Repeat every line of the listing below exactly, minus the pictures.

_Exercise material_

━━━━━━━━━━━━━━━━

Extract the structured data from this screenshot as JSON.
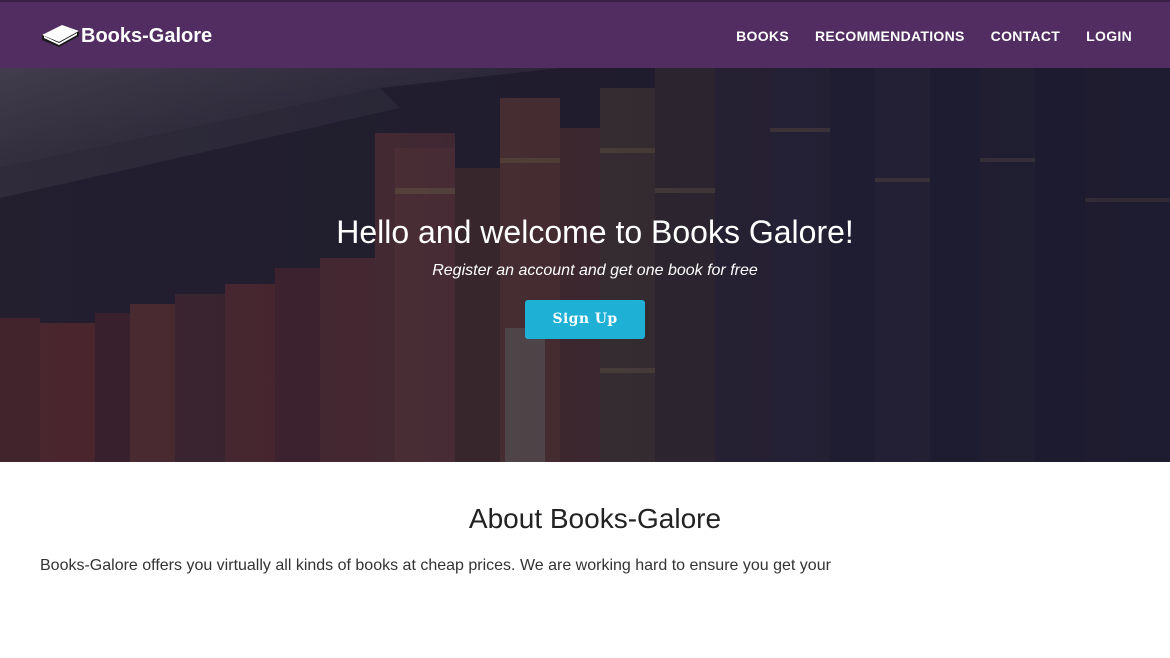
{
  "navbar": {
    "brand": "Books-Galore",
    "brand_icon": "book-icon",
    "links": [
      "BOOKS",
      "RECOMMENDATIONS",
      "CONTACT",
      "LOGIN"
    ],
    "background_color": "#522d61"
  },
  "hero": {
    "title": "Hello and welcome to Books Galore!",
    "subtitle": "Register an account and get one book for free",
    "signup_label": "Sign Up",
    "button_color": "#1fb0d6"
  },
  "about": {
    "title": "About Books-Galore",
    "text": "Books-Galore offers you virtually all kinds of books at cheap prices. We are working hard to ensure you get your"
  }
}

━━━━━━━━━━━━━━━━

_Task response_
Extract the structured data from this screenshot as JSON.
{
  "navbar": {
    "brand": "Books-Galore",
    "brand_icon": "book-icon",
    "links": [
      "BOOKS",
      "RECOMMENDATIONS",
      "CONTACT",
      "LOGIN"
    ],
    "background_color": "#522d61"
  },
  "hero": {
    "title": "Hello and welcome to Books Galore!",
    "subtitle": "Register an account and get one book for free",
    "signup_label": "Sign Up",
    "button_color": "#1fb0d6"
  },
  "about": {
    "title": "About Books-Galore",
    "text": "Books-Galore offers you virtually all kinds of books at cheap prices. We are working hard to ensure you get your"
  }
}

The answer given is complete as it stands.